# STATED EXERCISE:
Pictures should be excluded; otherwise, copy every entry exactly.

— Start of DATA LISTING —

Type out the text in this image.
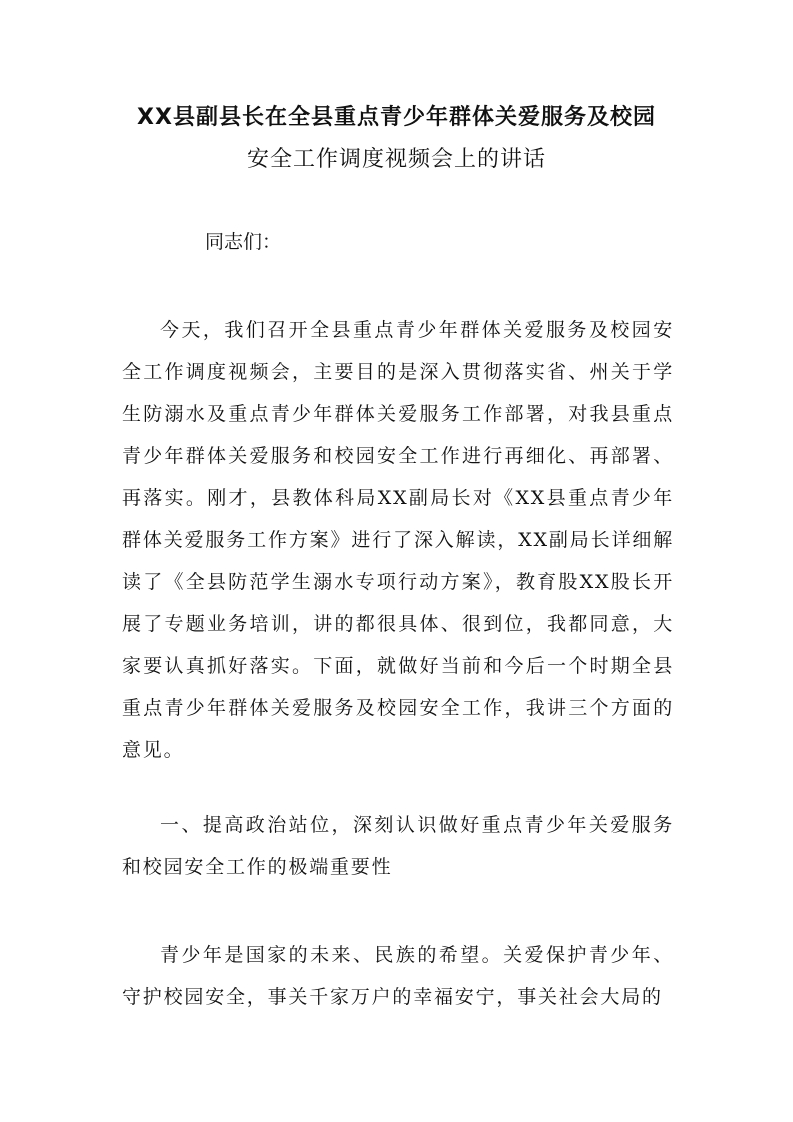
XX县副县长在全县重点青少年群体关爱服务及校园
安全工作调度视频会上的讲话

同志们：

今天，我们召开全县重点青少年群体关爱服务及校园安全工作调度视频会，主要目的是深入贯彻落实省、州关于学生防溺水及重点青少年群体关爱服务工作部署，对我县重点青少年群体关爱服务和校园安全工作进行再细化、再部署、再落实。刚才，县教体科局XX副局长对《XX县重点青少年群体关爱服务工作方案》进行了深入解读，XX副局长详细解读了《全县防范学生溺水专项行动方案》，教育股XX股长开展了专题业务培训，讲的都很具体、很到位，我都同意，大家要认真抓好落实。下面，就做好当前和今后一个时期全县重点青少年群体关爱服务及校园安全工作，我讲三个方面的意见。

一、提高政治站位，深刻认识做好重点青少年关爱服务和校园安全工作的极端重要性

青少年是国家的未来、民族的希望。关爱保护青少年、守护校园安全，事关千家万户的幸福安宁，事关社会大局的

— End of DATA LISTING —

# RESULT OF THE TASK:
Type out the text in this image.
XX县副县长在全县重点青少年群体关爱服务及校园
安全工作调度视频会上的讲话

同志们：

今天，我们召开全县重点青少年群体关爱服务及校园安全工作调度视频会，主要目的是深入贯彻落实省、州关于学生防溺水及重点青少年群体关爱服务工作部署，对我县重点青少年群体关爱服务和校园安全工作进行再细化、再部署、再落实。刚才，县教体科局XX副局长对《XX县重点青少年群体关爱服务工作方案》进行了深入解读，XX副局长详细解读了《全县防范学生溺水专项行动方案》，教育股XX股长开展了专题业务培训，讲的都很具体、很到位，我都同意，大家要认真抓好落实。下面，就做好当前和今后一个时期全县重点青少年群体关爱服务及校园安全工作，我讲三个方面的意见。

一、提高政治站位，深刻认识做好重点青少年关爱服务和校园安全工作的极端重要性

青少年是国家的未来、民族的希望。关爱保护青少年、守护校园安全，事关千家万户的幸福安宁，事关社会大局的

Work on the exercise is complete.